■ PROBLEM REQUIREMENTS: Your task is to repeat the entries word for word while leaving out the pictures.

··········

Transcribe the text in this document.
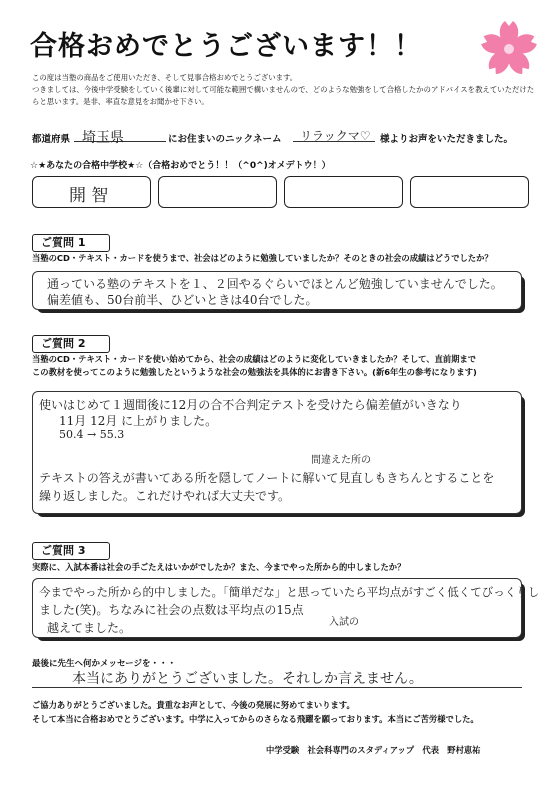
合格おめでとうございます！！
この度は当塾の商品をご使用いただき、そして見事合格おめでとうございます。
つきましては、今後中学受験をしていく後輩に対して可能な範囲で構いませんので、どのような勉強をして合格したかのアドバイスを教えていただけたらと思います。是非、率直な意見をお聞かせ下さい。
都道府県 埼玉県	にお住まいのニックネーム リラックマ♡ 様よりお声をいただきました。
☆★あなたの合格中学校★☆（合格おめでとう！！（^0^)オメデトウ！）
開 智
ご質問 1
当塾のCD・テキスト・カードを使うまで、社会はどのように勉強していましたか？そのときの社会の成績はどうでしたか？
通っている塾のテキストを１、２回やるぐらいでほとんど勉強していませんでした。
偏差値も、50台前半、ひどいときは40台でした。
ご質問 2
当塾のCD・テキスト・カードを使い始めてから、社会の成績はどのように変化していきましたか？そして、直前期まで
この教材を使ってこのように勉強したというような社会の勉強法を具体的にお書き下さい。(新6年生の参考になります)
使いはじめて１週間後に12月の合不合判定テストを受けたら偏差値がいきなり
11月 12月 に上がりました。
50.4 → 55.3
間違えた所の
テキストの答えが書いてある所を隠してノートに解いて見直しもきちんとすることを
繰り返しました。これだけやれば大丈夫です。
ご質問 3
実際に、入試本番は社会の手ごたえはいかがでしたか？また、今までやった所から的中しましたか？
今までやった所から的中しました。「簡単だな」と思っていたら平均点がすごく低くてびっくりし
ました(笑)。ちなみに社会の点数は平均点の15点
越えてました。	入試の
最後に先生へ何かメッセージを・・・
本当にありがとうございました。それしか言えません。
ご協力ありがとうございました。貴重なお声として、今後の発展に努めてまいります。
そして本当に合格おめでとうございます。中学に入ってからのさらなる飛躍を願っております。本当にご苦労様でした。
中学受験　社会科専門のスタディアップ　代表　野村恵祐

··········

■ FULL SOLUTION:
Transcribe the text in this document.
合格おめでとうございます！！
この度は当塾の商品をご使用いただき、そして見事合格おめでとうございます。
つきましては、今後中学受験をしていく後輩に対して可能な範囲で構いませんので、どのような勉強をして合格したかのアドバイスを教えていただけたらと思います。是非、率直な意見をお聞かせ下さい。
都道府県 埼玉県	にお住まいのニックネーム リラックマ♡ 様よりお声をいただきました。
☆★あなたの合格中学校★☆（合格おめでとう！！（^0^)オメデトウ！）
開 智
ご質問 1
当塾のCD・テキスト・カードを使うまで、社会はどのように勉強していましたか？そのときの社会の成績はどうでしたか？
通っている塾のテキストを１、２回やるぐらいでほとんど勉強していませんでした。
偏差値も、50台前半、ひどいときは40台でした。
ご質問 2
当塾のCD・テキスト・カードを使い始めてから、社会の成績はどのように変化していきましたか？そして、直前期まで
この教材を使ってこのように勉強したというような社会の勉強法を具体的にお書き下さい。(新6年生の参考になります)
使いはじめて１週間後に12月の合不合判定テストを受けたら偏差値がいきなり
11月 12月 に上がりました。
50.4 → 55.3
間違えた所の
テキストの答えが書いてある所を隠してノートに解いて見直しもきちんとすることを
繰り返しました。これだけやれば大丈夫です。
ご質問 3
実際に、入試本番は社会の手ごたえはいかがでしたか？また、今までやった所から的中しましたか？
今までやった所から的中しました。「簡単だな」と思っていたら平均点がすごく低くてびっくりし
ました(笑)。ちなみに社会の点数は平均点の15点
越えてました。	入試の
最後に先生へ何かメッセージを・・・
本当にありがとうございました。それしか言えません。
ご協力ありがとうございました。貴重なお声として、今後の発展に努めてまいります。
そして本当に合格おめでとうございます。中学に入ってからのさらなる飛躍を願っております。本当にご苦労様でした。
中学受験　社会科専門のスタディアップ　代表　野村恵祐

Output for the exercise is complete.